------ Dataset content
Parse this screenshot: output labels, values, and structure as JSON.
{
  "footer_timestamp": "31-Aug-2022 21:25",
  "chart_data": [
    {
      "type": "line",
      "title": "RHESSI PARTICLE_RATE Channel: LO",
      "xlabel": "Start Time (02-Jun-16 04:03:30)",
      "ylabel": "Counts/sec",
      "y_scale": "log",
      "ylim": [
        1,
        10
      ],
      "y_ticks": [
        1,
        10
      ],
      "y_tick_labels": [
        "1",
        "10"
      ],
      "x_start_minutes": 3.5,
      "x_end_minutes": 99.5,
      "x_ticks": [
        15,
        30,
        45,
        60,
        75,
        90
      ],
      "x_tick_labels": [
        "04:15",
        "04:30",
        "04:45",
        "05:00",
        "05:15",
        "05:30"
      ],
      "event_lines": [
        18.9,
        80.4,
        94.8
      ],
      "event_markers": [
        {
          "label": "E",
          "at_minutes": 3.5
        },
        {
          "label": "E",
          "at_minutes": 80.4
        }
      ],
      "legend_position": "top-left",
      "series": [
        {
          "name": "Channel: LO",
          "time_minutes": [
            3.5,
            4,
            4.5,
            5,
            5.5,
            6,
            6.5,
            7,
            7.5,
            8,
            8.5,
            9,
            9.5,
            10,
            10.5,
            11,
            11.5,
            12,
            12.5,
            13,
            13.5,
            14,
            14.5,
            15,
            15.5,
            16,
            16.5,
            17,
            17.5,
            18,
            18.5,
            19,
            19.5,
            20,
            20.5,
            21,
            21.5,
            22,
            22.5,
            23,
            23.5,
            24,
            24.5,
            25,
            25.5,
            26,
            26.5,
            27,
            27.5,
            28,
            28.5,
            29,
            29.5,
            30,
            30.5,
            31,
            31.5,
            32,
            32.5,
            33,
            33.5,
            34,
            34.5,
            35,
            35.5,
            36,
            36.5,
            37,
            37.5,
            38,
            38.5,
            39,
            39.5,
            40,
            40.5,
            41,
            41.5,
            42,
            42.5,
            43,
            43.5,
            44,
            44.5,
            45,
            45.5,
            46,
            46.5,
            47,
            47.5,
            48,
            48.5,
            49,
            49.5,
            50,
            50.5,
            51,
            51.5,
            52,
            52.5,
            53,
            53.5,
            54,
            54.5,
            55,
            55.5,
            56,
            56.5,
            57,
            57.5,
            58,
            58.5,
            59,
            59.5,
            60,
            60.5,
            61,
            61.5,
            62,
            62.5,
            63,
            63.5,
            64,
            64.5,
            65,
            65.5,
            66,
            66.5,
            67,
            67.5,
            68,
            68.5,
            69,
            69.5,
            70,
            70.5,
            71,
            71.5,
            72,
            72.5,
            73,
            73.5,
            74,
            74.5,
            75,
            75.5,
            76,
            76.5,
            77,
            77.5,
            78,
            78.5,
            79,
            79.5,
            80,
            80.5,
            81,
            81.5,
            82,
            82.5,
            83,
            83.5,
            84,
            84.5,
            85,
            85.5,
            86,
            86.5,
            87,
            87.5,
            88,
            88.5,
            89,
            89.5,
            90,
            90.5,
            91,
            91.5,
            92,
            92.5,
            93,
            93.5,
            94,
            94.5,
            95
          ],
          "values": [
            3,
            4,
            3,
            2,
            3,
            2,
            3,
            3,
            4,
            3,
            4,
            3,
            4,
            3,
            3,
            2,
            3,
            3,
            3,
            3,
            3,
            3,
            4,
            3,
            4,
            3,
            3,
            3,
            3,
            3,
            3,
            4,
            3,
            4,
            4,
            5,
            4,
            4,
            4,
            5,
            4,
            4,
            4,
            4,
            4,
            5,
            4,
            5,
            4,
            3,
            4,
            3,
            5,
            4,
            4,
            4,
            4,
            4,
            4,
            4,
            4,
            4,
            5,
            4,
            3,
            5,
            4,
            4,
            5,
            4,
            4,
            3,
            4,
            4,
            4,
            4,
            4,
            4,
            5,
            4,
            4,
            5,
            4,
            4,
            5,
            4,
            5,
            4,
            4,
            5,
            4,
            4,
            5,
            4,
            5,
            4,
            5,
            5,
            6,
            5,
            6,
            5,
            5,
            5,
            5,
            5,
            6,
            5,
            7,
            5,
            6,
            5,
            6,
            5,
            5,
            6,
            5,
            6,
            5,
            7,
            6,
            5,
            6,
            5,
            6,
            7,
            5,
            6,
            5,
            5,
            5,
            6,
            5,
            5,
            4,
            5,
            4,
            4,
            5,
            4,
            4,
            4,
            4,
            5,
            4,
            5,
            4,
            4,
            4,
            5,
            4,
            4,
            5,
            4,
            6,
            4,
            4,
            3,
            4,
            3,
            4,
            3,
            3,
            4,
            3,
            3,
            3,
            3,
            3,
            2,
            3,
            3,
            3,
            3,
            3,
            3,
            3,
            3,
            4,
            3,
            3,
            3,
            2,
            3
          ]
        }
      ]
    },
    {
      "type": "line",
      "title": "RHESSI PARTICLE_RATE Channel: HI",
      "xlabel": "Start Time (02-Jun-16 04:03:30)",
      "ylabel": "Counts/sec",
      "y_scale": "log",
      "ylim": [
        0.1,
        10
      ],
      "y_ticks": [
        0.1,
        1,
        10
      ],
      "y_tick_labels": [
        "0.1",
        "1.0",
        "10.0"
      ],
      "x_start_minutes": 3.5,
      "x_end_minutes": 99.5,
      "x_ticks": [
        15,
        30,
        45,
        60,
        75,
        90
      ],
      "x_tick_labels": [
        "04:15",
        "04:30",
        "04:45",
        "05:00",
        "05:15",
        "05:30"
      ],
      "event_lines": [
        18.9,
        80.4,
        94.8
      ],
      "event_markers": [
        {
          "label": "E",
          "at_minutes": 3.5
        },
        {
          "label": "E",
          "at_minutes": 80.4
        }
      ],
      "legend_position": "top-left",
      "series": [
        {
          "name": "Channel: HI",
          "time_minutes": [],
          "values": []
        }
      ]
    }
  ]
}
------------
• What is required:
Output all of the material, please, exactly as it stands.

• Answer to this exercise:
Parse this screenshot: output labels, values, and structure as JSON.
{
  "footer_timestamp": "31-Aug-2022 21:25",
  "chart_data": [
    {
      "type": "line",
      "title": "RHESSI PARTICLE_RATE Channel: LO",
      "xlabel": "Start Time (02-Jun-16 04:03:30)",
      "ylabel": "Counts/sec",
      "y_scale": "log",
      "ylim": [
        1,
        10
      ],
      "y_ticks": [
        1,
        10
      ],
      "y_tick_labels": [
        "1",
        "10"
      ],
      "x_start_minutes": 3.5,
      "x_end_minutes": 99.5,
      "x_ticks": [
        15,
        30,
        45,
        60,
        75,
        90
      ],
      "x_tick_labels": [
        "04:15",
        "04:30",
        "04:45",
        "05:00",
        "05:15",
        "05:30"
      ],
      "event_lines": [
        18.9,
        80.4,
        94.8
      ],
      "event_markers": [
        {
          "label": "E",
          "at_minutes": 3.5
        },
        {
          "label": "E",
          "at_minutes": 80.4
        }
      ],
      "legend_position": "top-left",
      "series": [
        {
          "name": "Channel: LO",
          "time_minutes": [
            3.5,
            4,
            4.5,
            5,
            5.5,
            6,
            6.5,
            7,
            7.5,
            8,
            8.5,
            9,
            9.5,
            10,
            10.5,
            11,
            11.5,
            12,
            12.5,
            13,
            13.5,
            14,
            14.5,
            15,
            15.5,
            16,
            16.5,
            17,
            17.5,
            18,
            18.5,
            19,
            19.5,
            20,
            20.5,
            21,
            21.5,
            22,
            22.5,
            23,
            23.5,
            24,
            24.5,
            25,
            25.5,
            26,
            26.5,
            27,
            27.5,
            28,
            28.5,
            29,
            29.5,
            30,
            30.5,
            31,
            31.5,
            32,
            32.5,
            33,
            33.5,
            34,
            34.5,
            35,
            35.5,
            36,
            36.5,
            37,
            37.5,
            38,
            38.5,
            39,
            39.5,
            40,
            40.5,
            41,
            41.5,
            42,
            42.5,
            43,
            43.5,
            44,
            44.5,
            45,
            45.5,
            46,
            46.5,
            47,
            47.5,
            48,
            48.5,
            49,
            49.5,
            50,
            50.5,
            51,
            51.5,
            52,
            52.5,
            53,
            53.5,
            54,
            54.5,
            55,
            55.5,
            56,
            56.5,
            57,
            57.5,
            58,
            58.5,
            59,
            59.5,
            60,
            60.5,
            61,
            61.5,
            62,
            62.5,
            63,
            63.5,
            64,
            64.5,
            65,
            65.5,
            66,
            66.5,
            67,
            67.5,
            68,
            68.5,
            69,
            69.5,
            70,
            70.5,
            71,
            71.5,
            72,
            72.5,
            73,
            73.5,
            74,
            74.5,
            75,
            75.5,
            76,
            76.5,
            77,
            77.5,
            78,
            78.5,
            79,
            79.5,
            80,
            80.5,
            81,
            81.5,
            82,
            82.5,
            83,
            83.5,
            84,
            84.5,
            85,
            85.5,
            86,
            86.5,
            87,
            87.5,
            88,
            88.5,
            89,
            89.5,
            90,
            90.5,
            91,
            91.5,
            92,
            92.5,
            93,
            93.5,
            94,
            94.5,
            95
          ],
          "values": [
            3,
            4,
            3,
            2,
            3,
            2,
            3,
            3,
            4,
            3,
            4,
            3,
            4,
            3,
            3,
            2,
            3,
            3,
            3,
            3,
            3,
            3,
            4,
            3,
            4,
            3,
            3,
            3,
            3,
            3,
            3,
            4,
            3,
            4,
            4,
            5,
            4,
            4,
            4,
            5,
            4,
            4,
            4,
            4,
            4,
            5,
            4,
            5,
            4,
            3,
            4,
            3,
            5,
            4,
            4,
            4,
            4,
            4,
            4,
            4,
            4,
            4,
            5,
            4,
            3,
            5,
            4,
            4,
            5,
            4,
            4,
            3,
            4,
            4,
            4,
            4,
            4,
            4,
            5,
            4,
            4,
            5,
            4,
            4,
            5,
            4,
            5,
            4,
            4,
            5,
            4,
            4,
            5,
            4,
            5,
            4,
            5,
            5,
            6,
            5,
            6,
            5,
            5,
            5,
            5,
            5,
            6,
            5,
            7,
            5,
            6,
            5,
            6,
            5,
            5,
            6,
            5,
            6,
            5,
            7,
            6,
            5,
            6,
            5,
            6,
            7,
            5,
            6,
            5,
            5,
            5,
            6,
            5,
            5,
            4,
            5,
            4,
            4,
            5,
            4,
            4,
            4,
            4,
            5,
            4,
            5,
            4,
            4,
            4,
            5,
            4,
            4,
            5,
            4,
            6,
            4,
            4,
            3,
            4,
            3,
            4,
            3,
            3,
            4,
            3,
            3,
            3,
            3,
            3,
            2,
            3,
            3,
            3,
            3,
            3,
            3,
            3,
            3,
            4,
            3,
            3,
            3,
            2,
            3
          ]
        }
      ]
    },
    {
      "type": "line",
      "title": "RHESSI PARTICLE_RATE Channel: HI",
      "xlabel": "Start Time (02-Jun-16 04:03:30)",
      "ylabel": "Counts/sec",
      "y_scale": "log",
      "ylim": [
        0.1,
        10
      ],
      "y_ticks": [
        0.1,
        1,
        10
      ],
      "y_tick_labels": [
        "0.1",
        "1.0",
        "10.0"
      ],
      "x_start_minutes": 3.5,
      "x_end_minutes": 99.5,
      "x_ticks": [
        15,
        30,
        45,
        60,
        75,
        90
      ],
      "x_tick_labels": [
        "04:15",
        "04:30",
        "04:45",
        "05:00",
        "05:15",
        "05:30"
      ],
      "event_lines": [
        18.9,
        80.4,
        94.8
      ],
      "event_markers": [
        {
          "label": "E",
          "at_minutes": 3.5
        },
        {
          "label": "E",
          "at_minutes": 80.4
        }
      ],
      "legend_position": "top-left",
      "series": [
        {
          "name": "Channel: HI",
          "time_minutes": [],
          "values": []
        }
      ]
    }
  ]
}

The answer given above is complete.